─── Task material ───
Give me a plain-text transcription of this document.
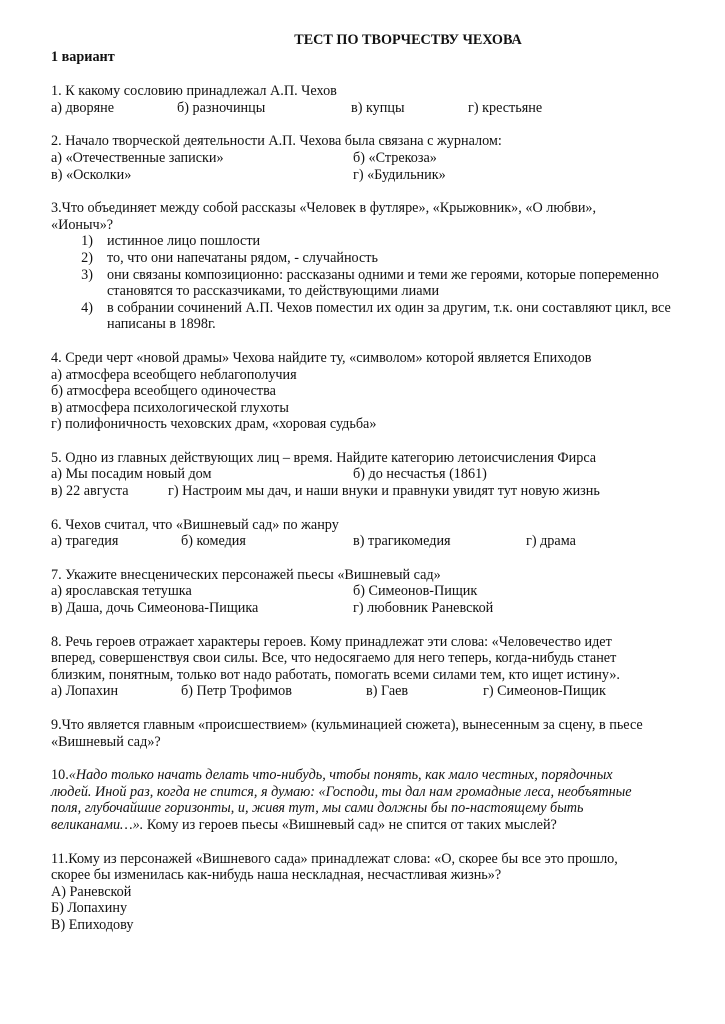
ТЕСТ ПО ТВОРЧЕСТВУ ЧЕХОВА

1 вариант

1. К какому сословию принадлежал А.П. Чехов

а) дворяне	б) разночинцы	в) купцы	г) крестьяне

2. Начало творческой деятельности А.П. Чехова была связана с журналом:

а) «Отечественные записки»	б) «Стрекоза»
в) «Осколки»	г) «Будильник»

3.Что объединяет между собой рассказы «Человек в футляре», «Крыжовник», «О любви»,

«Ионыч»?

1) истинное лицо пошлости
2) то, что они напечатаны рядом, - случайность
3) они связаны композиционно: рассказаны одними и теми же героями, которые попеременно становятся то рассказчиками, то действующими лиами
4) в собрании сочинений А.П. Чехов поместил их один за другим, т.к. они составляют цикл, все написаны в 1898г.

4. Среди черт «новой драмы» Чехова найдите ту, «символом» которой является Епиходов

а) атмосфера всеобщего неблагополучия

б) атмосфера всеобщего одиночества

в) атмосфера психологической глухоты

г) полифоничность чеховских драм, «хоровая судьба»

5. Одно из главных действующих лиц – время. Найдите категорию летоисчисления Фирса

а) Мы посадим новый дом	б) до несчастья (1861)
в) 22 августа	г) Настроим мы дач, и наши внуки и правнуки увидят тут новую жизнь

6. Чехов считал, что «Вишневый сад» по жанру

а) трагедия	б) комедия	в) трагикомедия	г) драма

7. Укажите внесценических персонажей пьесы «Вишневый сад»

а) ярославская тетушка	б) Симеонов-Пищик
в) Даша, дочь Симеонова-Пищика	г) любовник Раневской

8. Речь героев отражает характеры героев. Кому принадлежат эти слова: «Человечество идет

вперед, совершенствуя свои силы. Все, что недосягаемо для него теперь, когда-нибудь станет

близким, понятным, только вот надо работать, помогать всеми силами тем, кто ищет истину».

а) Лопахин	б) Петр Трофимов	в) Гаев	г) Симеонов-Пищик

9.Что является главным «происшествием» (кульминацией сюжета), вынесенным за сцену, в пьесе

«Вишневый сад»?

10.«Надо только начать делать что-нибудь, чтобы понять, как мало честных, порядочных

людей. Иной раз, когда не спится, я думаю: «Господи, ты дал нам громадные леса, необъятные

поля, глубочайшие горизонты, и, живя тут, мы сами должны бы по-настоящему быть

великанами…». Кому из героев пьесы «Вишневый сад» не спится от таких мыслей?

11.Кому из персонажей «Вишневого сада» принадлежат слова: «О, скорее бы все это прошло,

скорее бы изменилась как-нибудь наша нескладная, несчастливая жизнь»?

А) Раневской

Б) Лопахину

В) Епиходову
───
What to work on:
Go through the entries above and copy every line containing "спится".

Answer:
людей. Иной раз, когда не спится, я думаю: «Господи, ты дал нам громадные леса, необъятные
великанами…». Кому из героев пьесы «Вишневый сад» не спится от таких мыслей?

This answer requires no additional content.